Element box annotations
* * * * * * * * *

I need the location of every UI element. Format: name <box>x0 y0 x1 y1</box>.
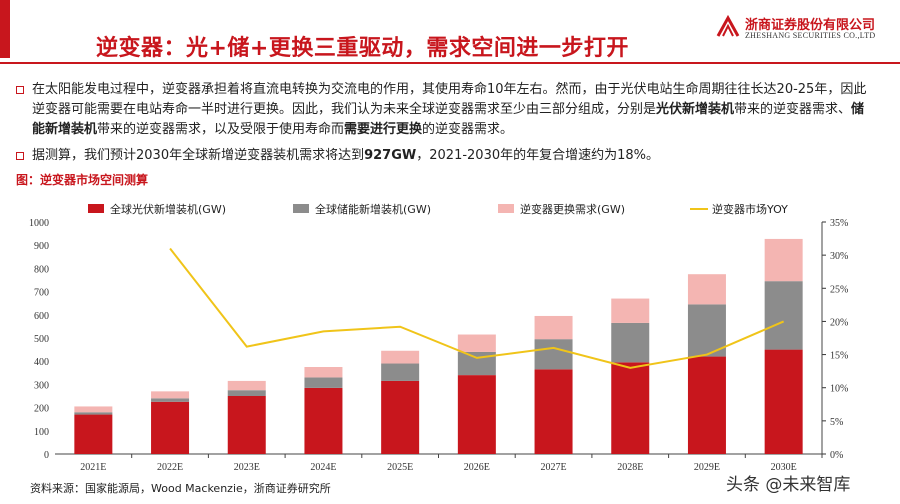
x-tick-label: 2022E <box>157 462 183 473</box>
bar-replacement <box>304 367 343 378</box>
bar-replacement <box>457 334 496 352</box>
y2-tick-label: 20% <box>830 317 848 328</box>
legend-swatch <box>293 204 309 213</box>
x-tick-label: 2025E <box>387 462 413 473</box>
legend-label: 逆变器市场YOY <box>712 202 788 216</box>
bar-pv <box>457 375 496 454</box>
company-logo-icon <box>716 14 740 37</box>
bar-storage <box>304 377 343 388</box>
y-tick-label: 700 <box>34 288 49 299</box>
bar-pv <box>611 362 650 454</box>
y-tick-label: 200 <box>34 404 49 415</box>
p1-text-g: 的逆变器需求。 <box>422 122 514 137</box>
y2-tick-label: 25% <box>830 284 848 295</box>
y2-tick-label: 5% <box>830 417 843 428</box>
bar-storage <box>457 351 496 376</box>
y-tick-label: 900 <box>34 241 49 252</box>
p1-text-e: 带来的逆变器需求，以及受限于使用寿命而 <box>97 122 345 137</box>
y-tick-label: 100 <box>34 427 49 438</box>
bar-replacement <box>687 274 726 305</box>
x-tick-label: 2029E <box>694 462 720 473</box>
legend-label: 逆变器更换需求(GW) <box>520 202 625 216</box>
y-tick-label: 600 <box>34 311 49 322</box>
watermark: 头条 @未来智库 <box>726 475 851 495</box>
bar-storage <box>151 398 190 402</box>
bar-replacement <box>764 238 803 282</box>
p1-bold-pv: 光伏新增装机 <box>656 102 735 117</box>
p1-bold-storage: 储能新增装机 <box>32 102 865 137</box>
bar-pv <box>74 414 113 454</box>
bar-pv <box>227 396 266 454</box>
bar-replacement <box>381 350 420 364</box>
y-tick-label: 400 <box>34 357 49 368</box>
header-accent-bar <box>0 0 10 58</box>
bar-pv <box>381 380 420 454</box>
p2-text-c: ，2021-2030年的年复合增速约为18%。 <box>416 148 660 163</box>
y2-tick-label: 35% <box>830 218 848 229</box>
y-tick-label: 800 <box>34 264 49 275</box>
x-tick-label: 2024E <box>310 462 336 473</box>
bullet-icon <box>16 152 24 160</box>
bar-pv <box>764 349 803 454</box>
source-note: 资料来源：国家能源局，Wood Mackenzie，浙商证券研究所 <box>30 482 331 495</box>
p1-bold-replace: 需要进行更换 <box>344 122 423 137</box>
bar-replacement <box>611 298 650 323</box>
company-name-cn: 浙商证券股份有限公司 <box>745 18 876 33</box>
company-name-en: ZHESHANG SECURITIES CO.,LTD <box>745 31 876 40</box>
legend-swatch <box>88 204 104 213</box>
bar-pv <box>534 369 573 454</box>
bar-replacement <box>534 315 573 340</box>
bar-storage <box>611 322 650 363</box>
y2-tick-label: 30% <box>830 251 848 262</box>
x-tick-label: 2026E <box>464 462 490 473</box>
bar-replacement <box>151 391 190 399</box>
yoy-line <box>169 247 785 369</box>
bar-pv <box>151 401 190 454</box>
page-title: 逆变器：光+储+更换三重驱动，需求空间进一步打开 <box>96 36 629 61</box>
p2-text-a: 据测算，我们预计2030年全球新增逆变器装机需求将达到 <box>32 148 365 163</box>
p1-text-c: 带来的逆变器需求、 <box>734 102 852 117</box>
bullet-icon <box>16 86 24 94</box>
bar-storage <box>381 363 420 381</box>
legend-label: 全球光伏新增装机(GW) <box>110 202 226 216</box>
y-tick-label: 1000 <box>29 218 49 229</box>
y-tick-label: 300 <box>34 380 49 391</box>
y-tick-label: 0 <box>44 450 49 461</box>
paragraph-1: 在太阳能发电过程中，逆变器承担着将直流电转换为交流电的作用，其使用寿命10年左右… <box>32 80 877 140</box>
x-tick-label: 2023E <box>234 462 260 473</box>
y2-tick-label: 15% <box>830 351 848 362</box>
x-tick-label: 2021E <box>80 462 106 473</box>
inverter-market-chart: 0 100 200 300 400 500 600 700 800 900 1000 0% 5% 10% 1… <box>29 202 848 473</box>
figure-label: 图：逆变器市场空间测算 <box>16 173 149 187</box>
bar-replacement <box>227 380 266 391</box>
x-tick-label: 2027E <box>540 462 566 473</box>
bar-storage <box>534 339 573 370</box>
y-tick-label: 500 <box>34 334 49 345</box>
y2-tick-label: 0% <box>830 450 843 461</box>
bar-pv <box>304 387 343 454</box>
bar-storage <box>764 281 803 350</box>
x-tick-label: 2030E <box>771 462 797 473</box>
bar-storage <box>227 390 266 396</box>
bar-replacement <box>74 406 113 413</box>
bar-pv <box>687 356 726 454</box>
y2-tick-label: 10% <box>830 384 848 395</box>
paragraph-2: 据测算，我们预计2030年全球新增逆变器装机需求将达到927GW，2021-20… <box>32 146 877 166</box>
bar-storage <box>687 304 726 357</box>
x-tick-label: 2028E <box>617 462 643 473</box>
p2-bold-927gw: 927GW <box>364 148 417 163</box>
legend-swatch <box>498 204 514 213</box>
p1-text-a: 在太阳能发电过程中，逆变器承担着将直流电转换为交流电的作用，其使用寿命10年左右… <box>32 82 867 117</box>
legend-label: 全球储能新增装机(GW) <box>315 202 431 216</box>
bar-storage <box>74 412 113 415</box>
header-divider <box>0 62 900 64</box>
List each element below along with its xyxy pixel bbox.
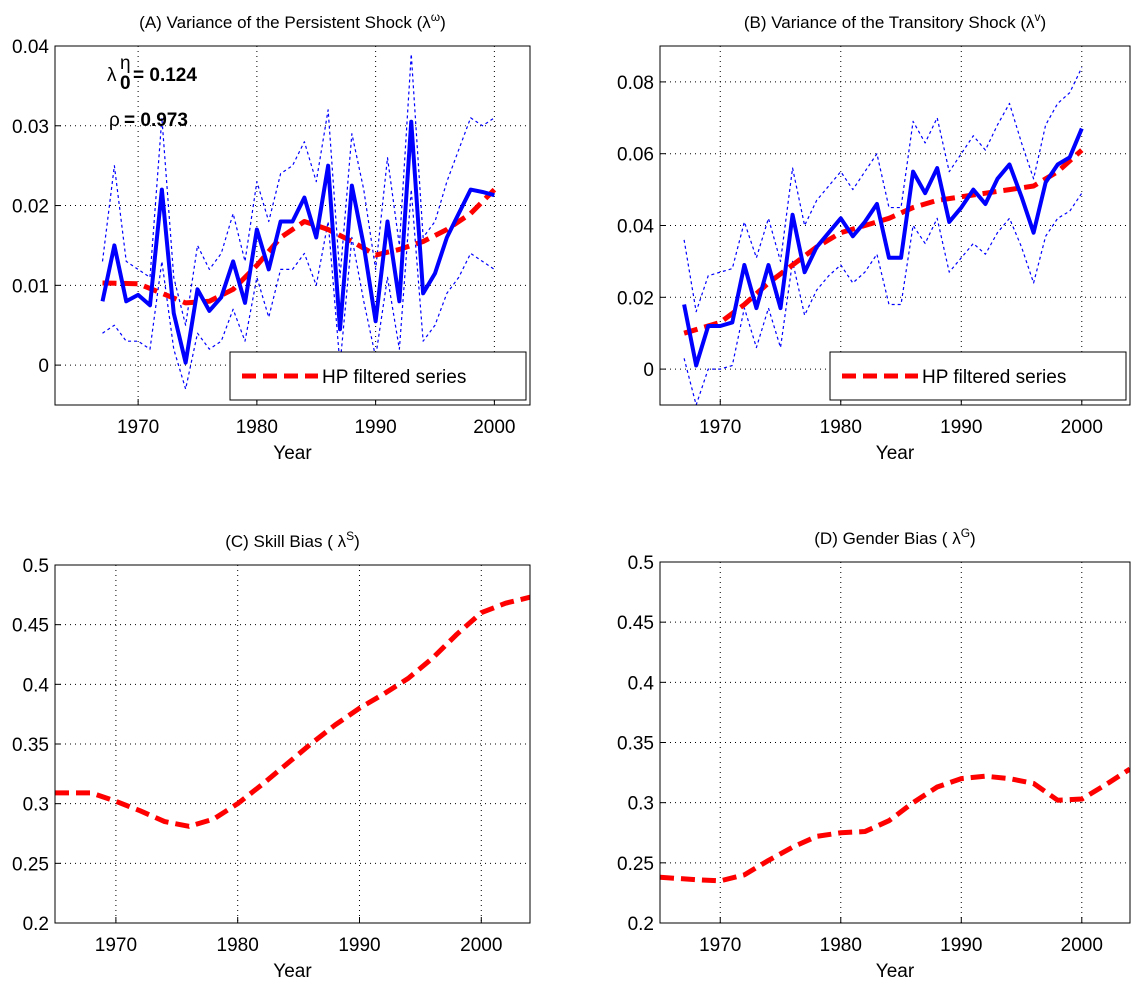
title-part: ) [1041, 13, 1047, 32]
x-tick-label: 1990 [940, 935, 982, 956]
x-tick-label: 1980 [217, 935, 259, 956]
chart-title: (A) Variance of the Persistent Shock (λω… [139, 10, 446, 32]
x-tick-label: 1970 [95, 935, 137, 956]
x-tick-label: 1990 [338, 935, 380, 956]
y-tick-label: 0.25 [617, 854, 654, 875]
title-part: (D) Gender Bias ( λ [814, 529, 961, 548]
y-tick-label: 0.25 [12, 854, 49, 875]
series-line [682, 127, 1084, 368]
annotation: 0 [120, 73, 131, 94]
x-tick-label: 1980 [820, 417, 862, 438]
y-tick-label: 0.08 [617, 73, 654, 94]
y-tick-label: 0.5 [23, 556, 49, 577]
x-tick-label: 1980 [236, 417, 278, 438]
x-tick-label: 1970 [117, 417, 159, 438]
x-tick-label: 1980 [820, 935, 862, 956]
plot-area [55, 565, 530, 923]
panel: 1970 1980 1990 2000 0 0.02 0.04 0.06 0.08 (B) Var… [617, 10, 1131, 464]
panel: 1970 1980 1990 2000 0 0.01 0.02 0.03 0.04 (A) Var… [12, 10, 531, 464]
x-tick-label: 1990 [940, 417, 982, 438]
y-tick-label: 0.04 [12, 37, 49, 58]
title-part: (C) Skill Bias ( λ [225, 532, 346, 551]
title-part: ) [970, 529, 976, 548]
x-axis-label: Year [273, 961, 312, 982]
y-tick-label: 0.3 [23, 795, 49, 816]
title-part: (A) Variance of the Persistent Shock (λ [139, 13, 431, 32]
annotation: = 0.124 [133, 65, 197, 86]
y-tick-label: 0.4 [628, 673, 655, 694]
x-tick-label: 2000 [473, 417, 515, 438]
y-tick-label: 0.02 [12, 197, 49, 218]
axes-frame [54, 45, 531, 406]
series-line [100, 119, 495, 365]
x-axis-label: Year [876, 961, 915, 982]
annotation: = 0.973 [124, 110, 188, 131]
title-part: (B) Variance of the Transitory Shock (λ [744, 13, 1035, 32]
chart-title: (D) Gender Bias ( λG) [814, 526, 975, 548]
x-tick-label: 1970 [699, 417, 741, 438]
title-part: ω [431, 10, 440, 24]
x-tick-label: 2000 [460, 935, 502, 956]
title-part: ) [440, 13, 446, 32]
panel: 1970 1980 1990 2000 0.2 0.25 0.3 0.35 0.4 0.45 0.5… [12, 529, 531, 982]
y-tick-label: 0 [643, 360, 654, 381]
y-tick-label: 0.45 [617, 613, 654, 634]
title-part: S [346, 529, 354, 543]
y-tick-label: 0.03 [12, 117, 49, 138]
axes-frame [659, 45, 1131, 406]
x-tick-label: 1970 [699, 935, 741, 956]
y-tick-label: 0.35 [12, 735, 49, 756]
y-tick-label: 0.3 [628, 794, 654, 815]
y-tick-label: 0.04 [617, 217, 654, 238]
axes-frame [659, 561, 1131, 924]
y-tick-label: 0.02 [617, 288, 654, 309]
y-tick-label: 0.45 [12, 616, 49, 637]
x-axis-label: Year [273, 443, 312, 464]
series-line [683, 192, 1083, 405]
series-line [55, 594, 530, 829]
title-part: G [961, 526, 970, 540]
legend-box [829, 351, 1127, 401]
y-tick-label: 0.5 [628, 553, 654, 574]
chart-title: (B) Variance of the Transitory Shock (λv… [744, 10, 1046, 32]
y-tick-label: 0.01 [12, 276, 49, 297]
title-part: ) [354, 532, 360, 551]
y-tick-label: 0.4 [23, 675, 50, 696]
chart-title: (C) Skill Bias ( λS) [225, 529, 360, 551]
y-tick-label: 0.06 [617, 145, 654, 166]
x-tick-label: 2000 [1061, 935, 1103, 956]
x-axis-label: Year [876, 443, 915, 464]
plot-area [55, 46, 530, 405]
series-line [101, 53, 495, 326]
series-line [660, 766, 1130, 884]
x-tick-label: 2000 [1061, 417, 1103, 438]
annotation: ρ [109, 110, 120, 131]
y-tick-label: 0.2 [23, 914, 49, 935]
y-tick-label: 0.2 [628, 914, 654, 935]
panel: 1970 1980 1990 2000 0.2 0.25 0.3 0.35 0.4 0.45 0.5… [617, 526, 1131, 982]
annotation: λ [107, 65, 117, 86]
series-line [683, 67, 1083, 313]
series-line [102, 189, 495, 390]
axes-frame [54, 564, 531, 924]
legend-box [229, 351, 527, 401]
title-part: v [1035, 10, 1041, 24]
y-tick-label: 0 [38, 356, 49, 377]
series-line [102, 187, 497, 306]
legend-label: HP filtered series [922, 367, 1066, 388]
legend-label: HP filtered series [322, 367, 466, 388]
annotation: η [120, 53, 131, 74]
x-tick-label: 1990 [354, 417, 396, 438]
y-tick-label: 0.35 [617, 734, 654, 755]
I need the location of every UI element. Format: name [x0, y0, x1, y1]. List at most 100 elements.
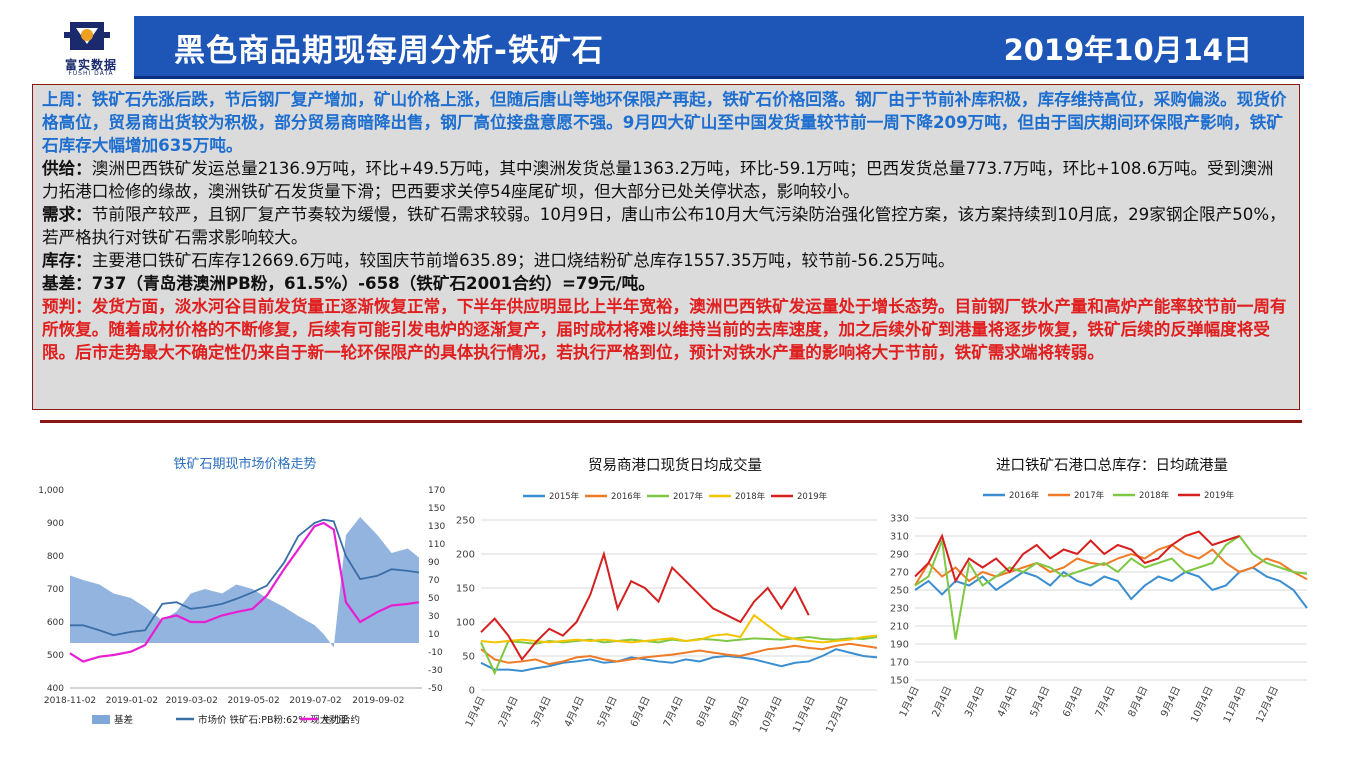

* * * * * * * * *

▶ TASK DETAILS: Rewrite the material above as a numbered list, beginning at the line that contains "x-tick-label: 2022E <box>157" and stopping after the line that contains "bar-pv <box>534 369 573 454</box>". Leave out blank lines.

▶ THE RESPONSE:
1. x-tick-label: 2022E <box>157 462 183 473</box>
2. bar-replacement <box>304 367 343 378</box>
3. bar-replacement <box>457 334 496 352</box>
4. y2-tick-label: 20% <box>830 317 848 328</box>
5. legend-swatch <box>293 204 309 213</box>
6. x-tick-label: 2025E <box>387 462 413 473</box>
7. legend-label: 逆变器市场YOY <box>712 202 788 216</box>
8. bar-pv <box>457 375 496 454</box>
9. company-logo-icon <box>716 14 740 37</box>
10. bar-storage <box>304 377 343 388</box>
11. y-tick-label: 700 <box>34 288 49 299</box>
12. bar-pv <box>611 362 650 454</box>
13. y-tick-label: 200 <box>34 404 49 415</box>
14. p1-text-g: 的逆变器需求。 <box>422 122 514 137</box>
15. y2-tick-label: 25% <box>830 284 848 295</box>
16. y2-tick-label: 5% <box>830 417 843 428</box>
17. bar-storage <box>457 351 496 376</box>
18. y-tick-label: 900 <box>34 241 49 252</box>
19. p1-text-e: 带来的逆变器需求，以及受限于使用寿命而 <box>97 122 345 137</box>
20. y-tick-label: 100 <box>34 427 49 438</box>
21. bar-replacement <box>687 274 726 305</box>
22. x-tick-label: 2029E <box>694 462 720 473</box>
23. legend-label: 逆变器更换需求(GW) <box>520 202 625 216</box>
24. y-tick-label: 600 <box>34 311 49 322</box>
25. watermark: 头条 @未来智库 <box>726 475 851 495</box>
26. bar-storage <box>151 398 190 402</box>
27. bar-replacement <box>764 238 803 282</box>
28. p1-bold-pv: 光伏新增装机 <box>656 102 735 117</box>
29. p1-bold-storage: 储能新增装机 <box>32 102 865 137</box>
30. bar-pv <box>74 414 113 454</box>
31. bar-pv <box>227 396 266 454</box>
32. bar-replacement <box>381 350 420 364</box>
33. y-tick-label: 400 <box>34 357 49 368</box>
34. header-accent-bar <box>0 0 10 58</box>
35. bar-pv <box>381 380 420 454</box>
36. p2-text-c: ，2021-2030年的年复合增速约为18%。 <box>416 148 660 163</box>
37. y2-tick-label: 35% <box>830 218 848 229</box>
38. y-tick-label: 800 <box>34 264 49 275</box>
39. x-tick-label: 2024E <box>310 462 336 473</box>
40. bullet-icon <box>16 152 24 160</box>
41. bar-pv <box>764 349 803 454</box>
42. source-note: 资料来源：国家能源局，Wood Mackenzie，浙商证券研究所 <box>30 482 331 495</box>
43. p1-bold-replace: 需要进行更换 <box>344 122 423 137</box>
44. bar-replacement <box>611 298 650 323</box>
45. company-name-cn: 浙商证券股份有限公司 <box>745 18 876 33</box>
46. company-name-en: ZHESHANG SECURITIES CO.,LTD <box>745 31 876 40</box>
47. legend-swatch <box>88 204 104 213</box>
48. bar-pv <box>534 369 573 454</box>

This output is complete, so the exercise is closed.